▶ [Excerpted passage]

The goal of this tiny project is to provide the necessary tools and configurations to build a local Feature Store using feast.
Components used across the setup are spun up as Docker containers in your own machine, thus avoiding extra charges as opposed to production setups, where the usage of Cloud services as data backends usually is the way to go.
Feature Stores rely on three core components to do their job:
-
The Feature Registry, which is the single source of truth for features defined and persisted by Data Scientists and Data Engineers.
The Offline Store and the Online Store, which we will introduce shortly, use these features to determine how to access data stored in an external source in a uniform, standardized way.
-
The Offline Store, which holds large volumes of data known as historical feature values.
-
The Online Store, which holds just the freshest feature values, and provides low-latency read access to these values at inference time.
This project has the ability to spin up a Feature Store built with feast
and configure:
-
A Feature Registry backed by a PostgreSQL database.
-
An Offline Store that reads historical data from
.parquet
files through DuckDB. -
An Online Store that serves the freshest feature values from a Redis instance.
Aside from spinning up the Feature Store components, it also configures a Keycloak instance that
allows their users to mess around with feast
's Security Model to prevent unauthorized access to feature values (e.g. PII data) based on RBAC policies.
- Python 3.11+
- poetry
- docker
- docker-compose
Tip
Setting components up in the same order as shown below is highly recommended.
To run a Keycloak instance with a pre-configured master
realm, run docker compose up --build keycloak
and wait for it to
import the realm configuration from keycloak/realm-export.json
.
On import success, you should be able to log in to the Keycloak admin console by hitting http://localhost:8080 and submitting
the admin
user credentials - by default, its password is admin
. You'll see the master
realm's landing page, and there
should be a feature-store
client under the Clients
section.
Important
The feature-store
client comes with a custom role named super-reader
that becomes crucial at the moment that features
are persisted to the Feature Registry. This role should be assigned to the admin
user by default, but unfortunately,
exporting a realm through the Keycloak UI does not export role assignments.
Do make sure to assign the super-reader
role to the admin
user manually - otherwise, RBAC policies defined later
will not be enforced.

▶ [Provided material]
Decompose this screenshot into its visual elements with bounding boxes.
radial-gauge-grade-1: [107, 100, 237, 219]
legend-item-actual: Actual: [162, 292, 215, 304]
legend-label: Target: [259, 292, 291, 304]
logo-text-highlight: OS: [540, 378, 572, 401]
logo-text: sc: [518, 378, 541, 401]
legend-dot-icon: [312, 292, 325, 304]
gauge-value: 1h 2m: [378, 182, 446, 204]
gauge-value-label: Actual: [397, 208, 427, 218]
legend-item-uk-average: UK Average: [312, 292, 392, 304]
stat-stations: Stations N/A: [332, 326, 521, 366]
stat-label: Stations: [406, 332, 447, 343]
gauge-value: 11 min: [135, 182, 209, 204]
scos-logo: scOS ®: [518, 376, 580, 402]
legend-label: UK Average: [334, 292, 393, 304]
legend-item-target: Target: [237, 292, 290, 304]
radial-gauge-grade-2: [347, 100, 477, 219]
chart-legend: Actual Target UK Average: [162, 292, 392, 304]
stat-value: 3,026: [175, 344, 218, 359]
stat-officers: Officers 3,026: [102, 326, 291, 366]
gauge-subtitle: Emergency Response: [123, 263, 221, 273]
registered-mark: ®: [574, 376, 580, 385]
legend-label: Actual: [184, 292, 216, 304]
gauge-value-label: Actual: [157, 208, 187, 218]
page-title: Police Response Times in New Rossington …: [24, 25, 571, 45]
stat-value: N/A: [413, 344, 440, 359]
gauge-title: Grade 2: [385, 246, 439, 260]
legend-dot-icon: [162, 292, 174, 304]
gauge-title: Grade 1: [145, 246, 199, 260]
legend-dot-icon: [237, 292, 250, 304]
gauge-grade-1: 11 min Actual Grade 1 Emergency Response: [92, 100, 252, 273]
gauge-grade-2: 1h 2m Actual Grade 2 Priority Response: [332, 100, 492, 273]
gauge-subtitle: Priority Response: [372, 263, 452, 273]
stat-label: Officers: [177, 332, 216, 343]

▶ [Task to complete]
Write the next part of the guide to building a local feast Feature Store, starting right after its last sentence.

▶ [Written answer]
To spin up two of the three core components of the Feature Store, run these commands in any order:
docker compose up --build registry
docker compose up --build online-store
You may be wondering: where's the docker compose
command to spin up the Offline Store? Well, actually there isn't such
command.
DuckDB is an in-process OLAP database engine, so packing and running it inside a Docker container would be kind of overengineering. In fact, the DuckDB team discourages users from trying to achieve such containerization:
There is no official DuckDB Docker image available. DuckDB uses an in-process deployment model, where the client application and DuckDB are running in the same process. Additionally to the DuckDB clients for Python, R, and other programming languages, DuckDB is also available as a standalone command-line client. This client is available on a wide range of platforms and is portable without containerization, making it unnecessary to containerize the process for most deployments.
Just assume this for now: the Offline Store exists, but materializes simply as a system process, and not as a Docker container.
Behind the scenes, feast
uses multiple third-party Python SDKs to talk to data backends, namely
redis-py, duckdb, and
psycopg3. These SDKs are not easily integrable with OIDC tools such as Keycloak, so we need to
rely on a complimentary tool to ensure seamless integration between both worlds (OIDC and databases). Feature servers to the rescue!
A feature server is some kind of proxy with the ability to intercept any feature retrieval issued through the
FeatureStore::get_historical_features()
or FeatureStore::get_online_features()
methods of the feast
SDK for Python.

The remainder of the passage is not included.